**Material:**
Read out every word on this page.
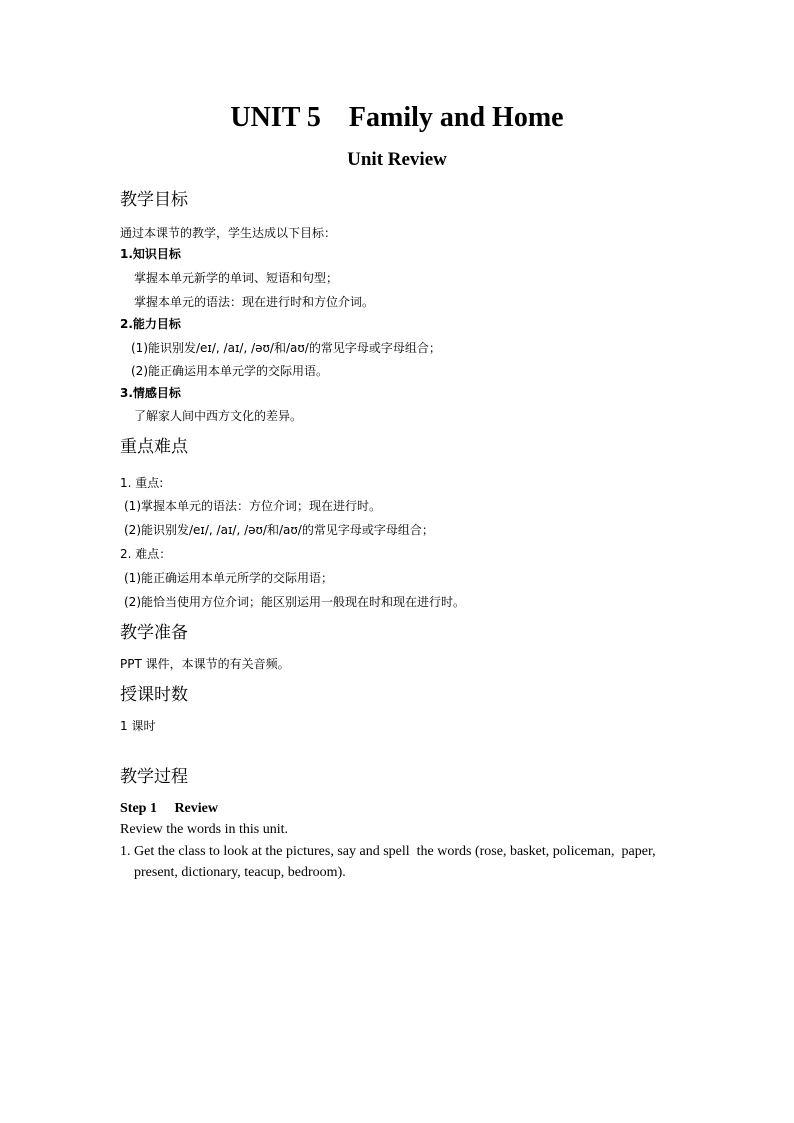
UNIT 5    Family and Home
Unit Review
教学目标
通过本课节的教学，学生达成以下目标：
1.知识目标
掌握本单元新学的单词、短语和句型；
掌握本单元的语法：现在进行时和方位介词。
2.能力目标
(1)能识别发/eɪ/, /aɪ/, /əʊ/和/aʊ/的常见字母或字母组合；
(2)能正确运用本单元学的交际用语。
3.情感目标
了解家人间中西方文化的差异。
重点难点
1. 重点:
(1)掌握本单元的语法：方位介词；现在进行时。
(2)能识别发/eɪ/, /aɪ/, /əʊ/和/aʊ/的常见字母或字母组合；
2. 难点：
(1)能正确运用本单元所学的交际用语；
(2)能恰当使用方位介词；能区别运用一般现在时和现在进行时。
教学准备
PPT 课件，本课节的有关音频。
授课时数
1 课时
教学过程
Step 1     Review
Review the words in this unit.
1. Get the class to look at the pictures, say and spell  the words (rose, basket, policeman,  paper,
present, dictionary, teacup, bedroom).
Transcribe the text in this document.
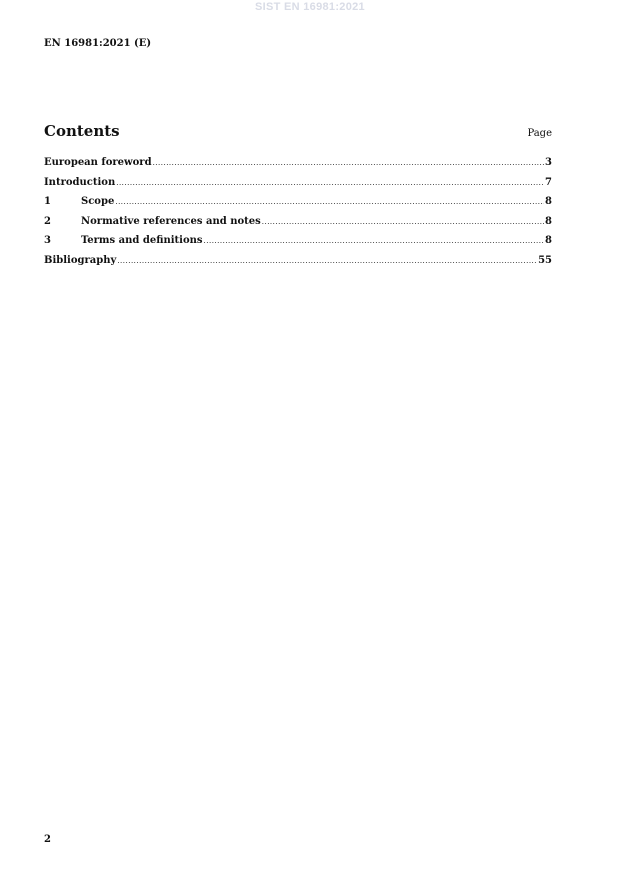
SIST EN 16981:2021
EN 16981:2021 (E)
Contents	Page
European foreword .....	3
Introduction .....	7
1	Scope .....	8
2	Normative references and notes .....	8
3	Terms and definitions .....	8
Bibliography .....	55
2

**Task brief:**
Restate each entry word for word, please, but drop any images it holds.

**Full response:**
Read out every word on this page.
UNIT 5    Family and Home
Unit Review
教学目标
通过本课节的教学，学生达成以下目标：
1.知识目标
掌握本单元新学的单词、短语和句型；
掌握本单元的语法：现在进行时和方位介词。
2.能力目标
(1)能识别发/eɪ/, /aɪ/, /əʊ/和/aʊ/的常见字母或字母组合；
(2)能正确运用本单元学的交际用语。
3.情感目标
了解家人间中西方文化的差异。
重点难点
1. 重点:
(1)掌握本单元的语法：方位介词；现在进行时。
(2)能识别发/eɪ/, /aɪ/, /əʊ/和/aʊ/的常见字母或字母组合；
2. 难点：
(1)能正确运用本单元所学的交际用语；
(2)能恰当使用方位介词；能区别运用一般现在时和现在进行时。
教学准备
PPT 课件，本课节的有关音频。
授课时数
1 课时
教学过程
Step 1     Review
Review the words in this unit.
1. Get the class to look at the pictures, say and spell  the words (rose, basket, policeman,  paper,
present, dictionary, teacup, bedroom).
Transcribe the text in this document.
SIST EN 16981:2021
EN 16981:2021 (E)
Contents	Page
European foreword .....	3
Introduction .....	7
1	Scope .....	8
2	Normative references and notes .....	8
3	Terms and definitions .....	8
Bibliography .....	55
2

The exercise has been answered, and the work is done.